● Your goal:
Below are some entries; can you quote all of them exactly?
[START Recorded information]
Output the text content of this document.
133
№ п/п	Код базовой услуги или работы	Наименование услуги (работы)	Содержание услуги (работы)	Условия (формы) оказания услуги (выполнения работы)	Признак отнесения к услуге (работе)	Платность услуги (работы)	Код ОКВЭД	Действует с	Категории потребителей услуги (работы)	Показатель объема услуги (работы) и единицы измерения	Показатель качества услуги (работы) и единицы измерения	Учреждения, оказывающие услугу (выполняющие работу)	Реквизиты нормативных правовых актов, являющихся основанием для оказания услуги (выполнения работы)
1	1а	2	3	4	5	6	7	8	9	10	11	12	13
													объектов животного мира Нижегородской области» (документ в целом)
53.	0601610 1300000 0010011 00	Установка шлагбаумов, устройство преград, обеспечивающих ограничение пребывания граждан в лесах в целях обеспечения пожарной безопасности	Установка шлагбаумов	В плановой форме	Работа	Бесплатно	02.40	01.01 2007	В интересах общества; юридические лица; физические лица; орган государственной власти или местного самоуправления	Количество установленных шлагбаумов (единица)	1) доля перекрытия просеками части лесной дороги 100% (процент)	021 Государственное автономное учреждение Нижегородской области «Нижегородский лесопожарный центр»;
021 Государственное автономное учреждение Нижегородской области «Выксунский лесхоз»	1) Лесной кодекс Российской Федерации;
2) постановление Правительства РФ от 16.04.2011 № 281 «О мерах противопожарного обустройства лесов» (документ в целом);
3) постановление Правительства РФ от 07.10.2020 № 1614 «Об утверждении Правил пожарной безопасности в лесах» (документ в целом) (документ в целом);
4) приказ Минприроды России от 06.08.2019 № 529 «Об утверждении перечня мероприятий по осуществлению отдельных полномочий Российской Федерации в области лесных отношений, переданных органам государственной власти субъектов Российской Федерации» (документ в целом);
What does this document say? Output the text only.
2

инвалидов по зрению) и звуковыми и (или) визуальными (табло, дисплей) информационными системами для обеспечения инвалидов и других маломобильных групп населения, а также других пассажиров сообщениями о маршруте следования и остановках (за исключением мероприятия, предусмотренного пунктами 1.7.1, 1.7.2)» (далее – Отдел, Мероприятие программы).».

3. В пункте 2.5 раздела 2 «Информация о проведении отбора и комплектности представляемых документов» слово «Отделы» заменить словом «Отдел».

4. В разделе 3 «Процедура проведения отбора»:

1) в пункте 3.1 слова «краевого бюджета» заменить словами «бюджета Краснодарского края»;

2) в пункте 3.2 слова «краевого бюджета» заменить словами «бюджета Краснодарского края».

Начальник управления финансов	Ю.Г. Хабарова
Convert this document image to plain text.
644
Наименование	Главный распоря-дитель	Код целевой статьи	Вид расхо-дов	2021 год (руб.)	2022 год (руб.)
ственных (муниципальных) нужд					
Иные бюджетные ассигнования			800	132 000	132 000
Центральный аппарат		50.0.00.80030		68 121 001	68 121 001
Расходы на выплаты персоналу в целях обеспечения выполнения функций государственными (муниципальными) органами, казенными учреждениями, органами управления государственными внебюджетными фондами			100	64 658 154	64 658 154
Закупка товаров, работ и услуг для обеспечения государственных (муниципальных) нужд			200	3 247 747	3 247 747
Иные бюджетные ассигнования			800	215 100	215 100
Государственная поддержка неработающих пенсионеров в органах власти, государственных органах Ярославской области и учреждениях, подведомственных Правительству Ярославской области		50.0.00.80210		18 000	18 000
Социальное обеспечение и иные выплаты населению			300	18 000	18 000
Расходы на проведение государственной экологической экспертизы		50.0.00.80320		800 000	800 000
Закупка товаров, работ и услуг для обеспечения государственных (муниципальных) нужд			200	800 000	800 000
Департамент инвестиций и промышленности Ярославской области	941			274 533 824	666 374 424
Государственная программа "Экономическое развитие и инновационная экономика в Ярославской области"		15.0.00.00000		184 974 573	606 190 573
[END Recorded information]
● Task solution:
Output the text content of this document.
133
№ п/п	Код базовой услуги или работы	Наименование услуги (работы)	Содержание услуги (работы)	Условия (формы) оказания услуги (выполнения работы)	Признак отнесения к услуге (работе)	Платность услуги (работы)	Код ОКВЭД	Действует с	Категории потребителей услуги (работы)	Показатель объема услуги (работы) и единицы измерения	Показатель качества услуги (работы) и единицы измерения	Учреждения, оказывающие услугу (выполняющие работу)	Реквизиты нормативных правовых актов, являющихся основанием для оказания услуги (выполнения работы)
1	1а	2	3	4	5	6	7	8	9	10	11	12	13
													объектов животного мира Нижегородской области» (документ в целом)
53.	0601610 1300000 0010011 00	Установка шлагбаумов, устройство преград, обеспечивающих ограничение пребывания граждан в лесах в целях обеспечения пожарной безопасности	Установка шлагбаумов	В плановой форме	Работа	Бесплатно	02.40	01.01 2007	В интересах общества; юридические лица; физические лица; орган государственной власти или местного самоуправления	Количество установленных шлагбаумов (единица)	1) доля перекрытия просеками части лесной дороги 100% (процент)	021 Государственное автономное учреждение Нижегородской области «Нижегородский лесопожарный центр»;
021 Государственное автономное учреждение Нижегородской области «Выксунский лесхоз»	1) Лесной кодекс Российской Федерации;
2) постановление Правительства РФ от 16.04.2011 № 281 «О мерах противопожарного обустройства лесов» (документ в целом);
3) постановление Правительства РФ от 07.10.2020 № 1614 «Об утверждении Правил пожарной безопасности в лесах» (документ в целом) (документ в целом);
4) приказ Минприроды России от 06.08.2019 № 529 «Об утверждении перечня мероприятий по осуществлению отдельных полномочий Российской Федерации в области лесных отношений, переданных органам государственной власти субъектов Российской Федерации» (документ в целом);
What does this document say? Output the text only.
2

инвалидов по зрению) и звуковыми и (или) визуальными (табло, дисплей) информационными системами для обеспечения инвалидов и других маломобильных групп населения, а также других пассажиров сообщениями о маршруте следования и остановках (за исключением мероприятия, предусмотренного пунктами 1.7.1, 1.7.2)» (далее – Отдел, Мероприятие программы).».

3. В пункте 2.5 раздела 2 «Информация о проведении отбора и комплектности представляемых документов» слово «Отделы» заменить словом «Отдел».

4. В разделе 3 «Процедура проведения отбора»:

1) в пункте 3.1 слова «краевого бюджета» заменить словами «бюджета Краснодарского края»;

2) в пункте 3.2 слова «краевого бюджета» заменить словами «бюджета Краснодарского края».

Начальник управления финансов	Ю.Г. Хабарова
Convert this document image to plain text.
644
Наименование	Главный распоря-дитель	Код целевой статьи	Вид расхо-дов	2021 год (руб.)	2022 год (руб.)
ственных (муниципальных) нужд					
Иные бюджетные ассигнования			800	132 000	132 000
Центральный аппарат		50.0.00.80030		68 121 001	68 121 001
Расходы на выплаты персоналу в целях обеспечения выполнения функций государственными (муниципальными) органами, казенными учреждениями, органами управления государственными внебюджетными фондами			100	64 658 154	64 658 154
Закупка товаров, работ и услуг для обеспечения государственных (муниципальных) нужд			200	3 247 747	3 247 747
Иные бюджетные ассигнования			800	215 100	215 100
Государственная поддержка неработающих пенсионеров в органах власти, государственных органах Ярославской области и учреждениях, подведомственных Правительству Ярославской области		50.0.00.80210		18 000	18 000
Социальное обеспечение и иные выплаты населению			300	18 000	18 000
Расходы на проведение государственной экологической экспертизы		50.0.00.80320		800 000	800 000
Закупка товаров, работ и услуг для обеспечения государственных (муниципальных) нужд			200	800 000	800 000
Департамент инвестиций и промышленности Ярославской области	941			274 533 824	666 374 424
Государственная программа "Экономическое развитие и инновационная экономика в Ярославской области"		15.0.00.00000		184 974 573	606 190 573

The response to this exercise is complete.